STATED PROBLEM: Will you transcribe the entries that follow, exactly and in full?

Stored items:
** begin **
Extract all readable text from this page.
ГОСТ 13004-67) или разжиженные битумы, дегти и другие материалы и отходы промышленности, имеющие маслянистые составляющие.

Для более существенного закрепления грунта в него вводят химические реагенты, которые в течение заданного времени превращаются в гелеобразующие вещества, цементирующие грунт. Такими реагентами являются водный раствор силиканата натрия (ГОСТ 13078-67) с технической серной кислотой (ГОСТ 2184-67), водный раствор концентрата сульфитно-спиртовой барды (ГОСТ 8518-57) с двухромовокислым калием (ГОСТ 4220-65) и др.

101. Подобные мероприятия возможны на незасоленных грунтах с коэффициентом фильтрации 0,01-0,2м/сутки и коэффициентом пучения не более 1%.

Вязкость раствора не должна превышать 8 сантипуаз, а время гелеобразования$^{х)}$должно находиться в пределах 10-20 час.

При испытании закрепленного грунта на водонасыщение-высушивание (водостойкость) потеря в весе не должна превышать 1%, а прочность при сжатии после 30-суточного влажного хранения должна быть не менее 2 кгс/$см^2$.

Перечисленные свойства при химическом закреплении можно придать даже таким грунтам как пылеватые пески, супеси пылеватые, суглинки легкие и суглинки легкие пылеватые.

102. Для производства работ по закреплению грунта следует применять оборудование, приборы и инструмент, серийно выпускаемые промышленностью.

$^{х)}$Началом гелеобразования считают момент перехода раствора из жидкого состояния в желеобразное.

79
** end **
RIGHT ANSWER:
Extract all readable text from this page.
ГОСТ 13004-67) или разжиженные битумы, дегти и другие материалы и отходы промышленности, имеющие маслянистые составляющие.

Для более существенного закрепления грунта в него вводят химические реагенты, которые в течение заданного времени превращаются в гелеобразующие вещества, цементирующие грунт. Такими реагентами являются водный раствор силиканата натрия (ГОСТ 13078-67) с технической серной кислотой (ГОСТ 2184-67), водный раствор концентрата сульфитно-спиртовой барды (ГОСТ 8518-57) с двухромовокислым калием (ГОСТ 4220-65) и др.

101. Подобные мероприятия возможны на незасоленных грунтах с коэффициентом фильтрации 0,01-0,2м/сутки и коэффициентом пучения не более 1%.

Вязкость раствора не должна превышать 8 сантипуаз, а время гелеобразования$^{х)}$должно находиться в пределах 10-20 час.

При испытании закрепленного грунта на водонасыщение-высушивание (водостойкость) потеря в весе не должна превышать 1%, а прочность при сжатии после 30-суточного влажного хранения должна быть не менее 2 кгс/$см^2$.

Перечисленные свойства при химическом закреплении можно придать даже таким грунтам как пылеватые пески, супеси пылеватые, суглинки легкие и суглинки легкие пылеватые.

102. Для производства работ по закреплению грунта следует применять оборудование, приборы и инструмент, серийно выпускаемые промышленностью.

$^{х)}$Началом гелеобразования считают момент перехода раствора из жидкого состояния в желеобразное.

79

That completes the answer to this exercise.